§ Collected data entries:
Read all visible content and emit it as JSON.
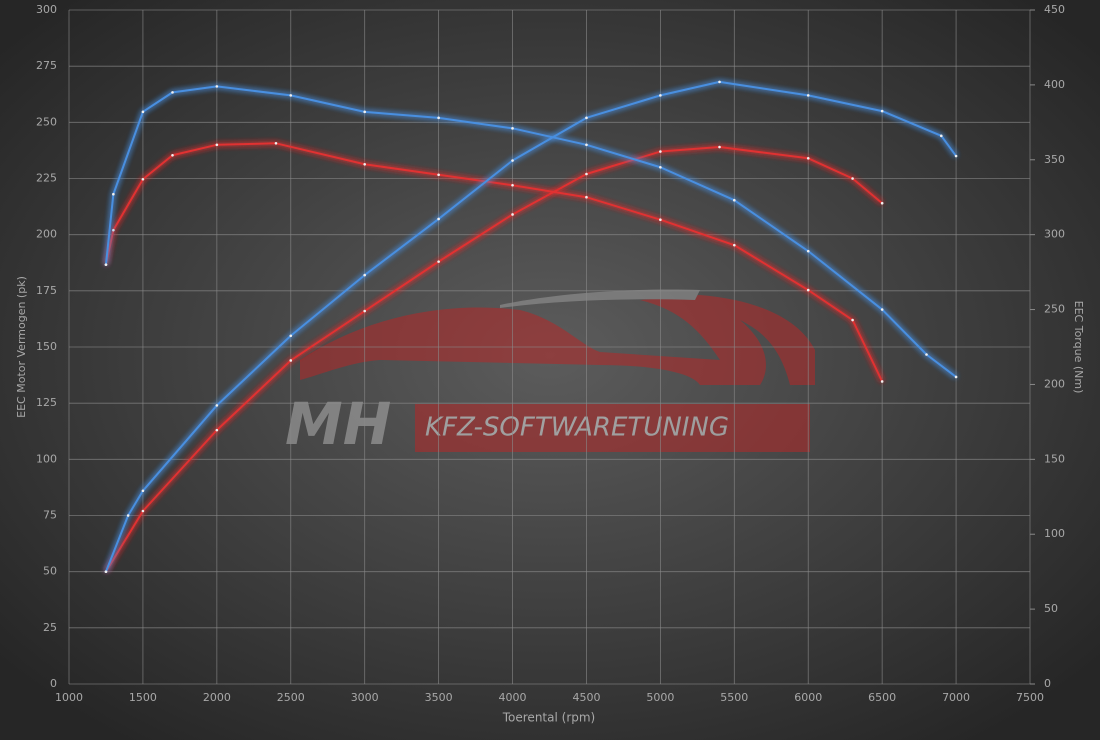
{
  "chart_data": {
    "type": "line",
    "x_label": "Toerental (rpm)",
    "y_label": "EEC Motor Vermogen (pk)",
    "y2_label": "EEC Torque (Nm)",
    "watermark": {
      "brand": "MH",
      "tagline": "KFZ-SOFTWARETUNING"
    },
    "xlim": [
      1000,
      7500
    ],
    "xticks": [
      1000,
      1500,
      2000,
      2500,
      3000,
      3500,
      4000,
      4500,
      5000,
      5500,
      6000,
      6500,
      7000,
      7500
    ],
    "ylim": [
      0,
      300
    ],
    "yticks": [
      0,
      25,
      50,
      75,
      100,
      125,
      150,
      175,
      200,
      225,
      250,
      275,
      300
    ],
    "y2lim": [
      0,
      450
    ],
    "y2ticks": [
      0,
      50,
      100,
      150,
      200,
      250,
      300,
      350,
      400,
      450
    ],
    "grid": true,
    "series": [
      {
        "color": "#e03030",
        "axis": "y",
        "x": [
          1250,
          1500,
          2000,
          2500,
          3000,
          3500,
          4000,
          4500,
          5000,
          5400,
          6000,
          6300,
          6500
        ],
        "values": [
          50,
          77,
          113,
          144,
          166,
          188,
          209,
          227,
          237,
          239,
          234,
          225,
          214
        ]
      },
      {
        "color": "#e03030",
        "axis": "y2",
        "x": [
          1250,
          1300,
          1500,
          1700,
          2000,
          2400,
          3000,
          3500,
          4000,
          4500,
          5000,
          5500,
          6000,
          6300,
          6500
        ],
        "values": [
          280,
          303,
          337,
          353,
          360,
          361,
          347,
          340,
          333,
          325,
          310,
          293,
          263,
          243,
          202
        ]
      },
      {
        "color": "#4a8fe0",
        "axis": "y",
        "x": [
          1250,
          1400,
          1500,
          2000,
          2500,
          3000,
          3500,
          4000,
          4500,
          5000,
          5400,
          6000,
          6500,
          6900,
          7000
        ],
        "values": [
          50,
          75,
          86,
          124,
          155,
          182,
          207,
          233,
          252,
          262,
          268,
          262,
          255,
          244,
          235
        ]
      },
      {
        "color": "#4a8fe0",
        "axis": "y2",
        "x": [
          1250,
          1300,
          1500,
          1700,
          2000,
          2500,
          3000,
          3500,
          4000,
          4500,
          5000,
          5500,
          6000,
          6500,
          6800,
          7000
        ],
        "values": [
          280,
          327,
          382,
          395,
          399,
          393,
          382,
          378,
          371,
          360,
          345,
          323,
          289,
          250,
          220,
          205
        ]
      }
    ]
  }
}
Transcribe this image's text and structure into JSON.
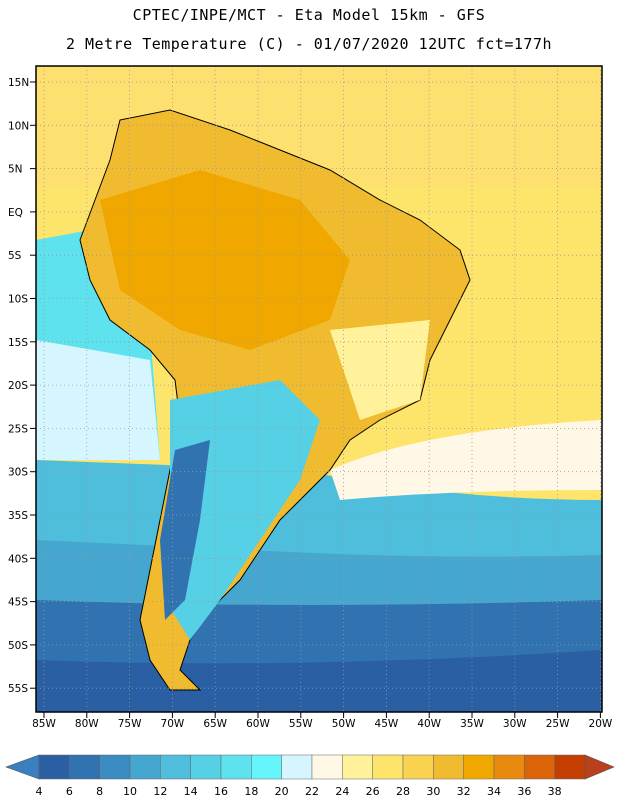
{
  "header": {
    "title_line1": "CPTEC/INPE/MCT -  Eta Model 15km - GFS",
    "title_line2": "2 Metre Temperature (C) - 01/07/2020 12UTC fct=177h"
  },
  "map": {
    "lat_labels": [
      "15N",
      "10N",
      "5N",
      "EQ",
      "5S",
      "10S",
      "15S",
      "20S",
      "25S",
      "30S",
      "35S",
      "40S",
      "45S",
      "50S",
      "55S"
    ],
    "lon_labels": [
      "85W",
      "80W",
      "75W",
      "70W",
      "65W",
      "60W",
      "55W",
      "50W",
      "45W",
      "40W",
      "35W",
      "30W",
      "25W",
      "20W"
    ]
  },
  "colorbar": {
    "values": [
      "4",
      "6",
      "8",
      "10",
      "12",
      "14",
      "16",
      "18",
      "20",
      "22",
      "24",
      "26",
      "28",
      "30",
      "32",
      "34",
      "36",
      "38"
    ],
    "colors": [
      "#2b5fa3",
      "#3172b0",
      "#3a8cc2",
      "#45a7d0",
      "#4fbedc",
      "#56d0e4",
      "#5de2ee",
      "#66f5fb",
      "#d6f6ff",
      "#fff8e6",
      "#fff29a",
      "#fde46a",
      "#f9d350",
      "#f1bb30",
      "#f0a800",
      "#e88a10",
      "#dc6408",
      "#c43e00"
    ],
    "left_arrow_color": "#3a7fbf",
    "right_arrow_color": "#b8401a"
  }
}
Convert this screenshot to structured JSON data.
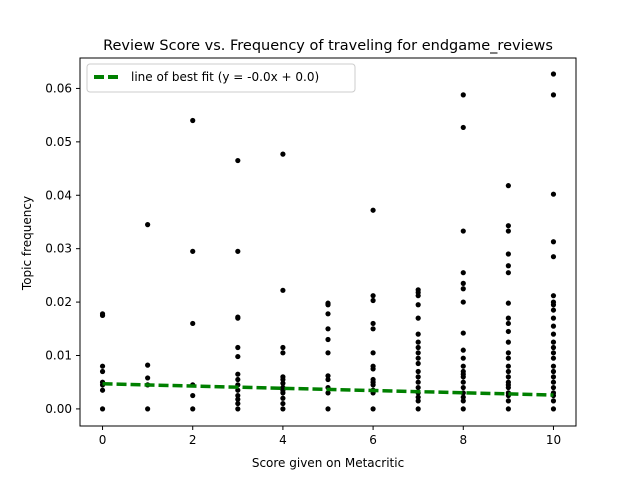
{
  "chart_data": {
    "type": "scatter",
    "title": "Review Score vs. Frequency of traveling for endgame_reviews",
    "xlabel": "Score given on Metacritic",
    "ylabel": "Topic frequency",
    "xlim": [
      -0.5,
      10.5
    ],
    "ylim": [
      -0.0032,
      0.0657
    ],
    "xticks": [
      0,
      2,
      4,
      6,
      8,
      10
    ],
    "yticks": [
      0.0,
      0.01,
      0.02,
      0.03,
      0.04,
      0.05,
      0.06
    ],
    "ytick_labels": [
      "0.00",
      "0.01",
      "0.02",
      "0.03",
      "0.04",
      "0.05",
      "0.06"
    ],
    "grid": false,
    "legend_position": "top-left",
    "points": [
      [
        0,
        0
      ],
      [
        0,
        0.0035
      ],
      [
        0,
        0.0045
      ],
      [
        0,
        0.005
      ],
      [
        0,
        0.007
      ],
      [
        0,
        0.008
      ],
      [
        0,
        0.0175
      ],
      [
        0,
        0.0178
      ],
      [
        1,
        0
      ],
      [
        1,
        0.0045
      ],
      [
        1,
        0.0058
      ],
      [
        1,
        0.0082
      ],
      [
        1,
        0.0345
      ],
      [
        2,
        0
      ],
      [
        2,
        0.0025
      ],
      [
        2,
        0.0045
      ],
      [
        2,
        0.016
      ],
      [
        2,
        0.0295
      ],
      [
        2,
        0.054
      ],
      [
        3,
        0
      ],
      [
        3,
        0.001
      ],
      [
        3,
        0.0018
      ],
      [
        3,
        0.0025
      ],
      [
        3,
        0.0035
      ],
      [
        3,
        0.0045
      ],
      [
        3,
        0.0055
      ],
      [
        3,
        0.0065
      ],
      [
        3,
        0.0098
      ],
      [
        3,
        0.0115
      ],
      [
        3,
        0.017
      ],
      [
        3,
        0.0172
      ],
      [
        3,
        0.0295
      ],
      [
        3,
        0.0465
      ],
      [
        4,
        0
      ],
      [
        4,
        0.001
      ],
      [
        4,
        0.002
      ],
      [
        4,
        0.003
      ],
      [
        4,
        0.0035
      ],
      [
        4,
        0.004
      ],
      [
        4,
        0.0048
      ],
      [
        4,
        0.0055
      ],
      [
        4,
        0.006
      ],
      [
        4,
        0.0105
      ],
      [
        4,
        0.0115
      ],
      [
        4,
        0.0222
      ],
      [
        4,
        0.0477
      ],
      [
        5,
        0
      ],
      [
        5,
        0.003
      ],
      [
        5,
        0.004
      ],
      [
        5,
        0.0055
      ],
      [
        5,
        0.0062
      ],
      [
        5,
        0.0105
      ],
      [
        5,
        0.013
      ],
      [
        5,
        0.015
      ],
      [
        5,
        0.0178
      ],
      [
        5,
        0.0195
      ],
      [
        5,
        0.0198
      ],
      [
        6,
        0
      ],
      [
        6,
        0.003
      ],
      [
        6,
        0.0035
      ],
      [
        6,
        0.0045
      ],
      [
        6,
        0.005
      ],
      [
        6,
        0.0055
      ],
      [
        6,
        0.0075
      ],
      [
        6,
        0.008
      ],
      [
        6,
        0.0105
      ],
      [
        6,
        0.015
      ],
      [
        6,
        0.016
      ],
      [
        6,
        0.0203
      ],
      [
        6,
        0.0212
      ],
      [
        6,
        0.0372
      ],
      [
        7,
        0
      ],
      [
        7,
        0.0015
      ],
      [
        7,
        0.0022
      ],
      [
        7,
        0.003
      ],
      [
        7,
        0.004
      ],
      [
        7,
        0.005
      ],
      [
        7,
        0.006
      ],
      [
        7,
        0.007
      ],
      [
        7,
        0.0085
      ],
      [
        7,
        0.0095
      ],
      [
        7,
        0.0105
      ],
      [
        7,
        0.0115
      ],
      [
        7,
        0.0125
      ],
      [
        7,
        0.014
      ],
      [
        7,
        0.017
      ],
      [
        7,
        0.0195
      ],
      [
        7,
        0.0212
      ],
      [
        7,
        0.0218
      ],
      [
        7,
        0.0223
      ],
      [
        8,
        0
      ],
      [
        8,
        0.0015
      ],
      [
        8,
        0.0022
      ],
      [
        8,
        0.003
      ],
      [
        8,
        0.004
      ],
      [
        8,
        0.005
      ],
      [
        8,
        0.006
      ],
      [
        8,
        0.0065
      ],
      [
        8,
        0.007
      ],
      [
        8,
        0.008
      ],
      [
        8,
        0.0095
      ],
      [
        8,
        0.011
      ],
      [
        8,
        0.0142
      ],
      [
        8,
        0.02
      ],
      [
        8,
        0.0225
      ],
      [
        8,
        0.0235
      ],
      [
        8,
        0.0255
      ],
      [
        8,
        0.0333
      ],
      [
        8,
        0.0527
      ],
      [
        8,
        0.0588
      ],
      [
        9,
        0
      ],
      [
        9,
        0.0015
      ],
      [
        9,
        0.0025
      ],
      [
        9,
        0.003
      ],
      [
        9,
        0.004
      ],
      [
        9,
        0.0045
      ],
      [
        9,
        0.005
      ],
      [
        9,
        0.006
      ],
      [
        9,
        0.007
      ],
      [
        9,
        0.008
      ],
      [
        9,
        0.0095
      ],
      [
        9,
        0.0105
      ],
      [
        9,
        0.0125
      ],
      [
        9,
        0.0145
      ],
      [
        9,
        0.016
      ],
      [
        9,
        0.017
      ],
      [
        9,
        0.0198
      ],
      [
        9,
        0.0255
      ],
      [
        9,
        0.0268
      ],
      [
        9,
        0.029
      ],
      [
        9,
        0.0333
      ],
      [
        9,
        0.0343
      ],
      [
        9,
        0.0418
      ],
      [
        10,
        0
      ],
      [
        10,
        0.0015
      ],
      [
        10,
        0.0025
      ],
      [
        10,
        0.003
      ],
      [
        10,
        0.004
      ],
      [
        10,
        0.005
      ],
      [
        10,
        0.006
      ],
      [
        10,
        0.007
      ],
      [
        10,
        0.008
      ],
      [
        10,
        0.0095
      ],
      [
        10,
        0.0105
      ],
      [
        10,
        0.0115
      ],
      [
        10,
        0.0125
      ],
      [
        10,
        0.014
      ],
      [
        10,
        0.0155
      ],
      [
        10,
        0.017
      ],
      [
        10,
        0.0185
      ],
      [
        10,
        0.0195
      ],
      [
        10,
        0.02
      ],
      [
        10,
        0.0212
      ],
      [
        10,
        0.0285
      ],
      [
        10,
        0.0313
      ],
      [
        10,
        0.0402
      ],
      [
        10,
        0.0588
      ],
      [
        10,
        0.0627
      ]
    ],
    "point_color": "#000000",
    "fit_line": {
      "label": "line of best fit (y = -0.0x + 0.0)",
      "x": [
        0,
        10
      ],
      "y": [
        0.0047,
        0.0026
      ],
      "color": "#008000",
      "style": "dashed"
    }
  }
}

§ GOAL OF THE EXERCISE:
Show the lines where the word "this" appears in the entries.

§ EXERCISE ANSWER:
Transcribe this image's text and structure into JSON.
Convert this screenshot to structured JSON data.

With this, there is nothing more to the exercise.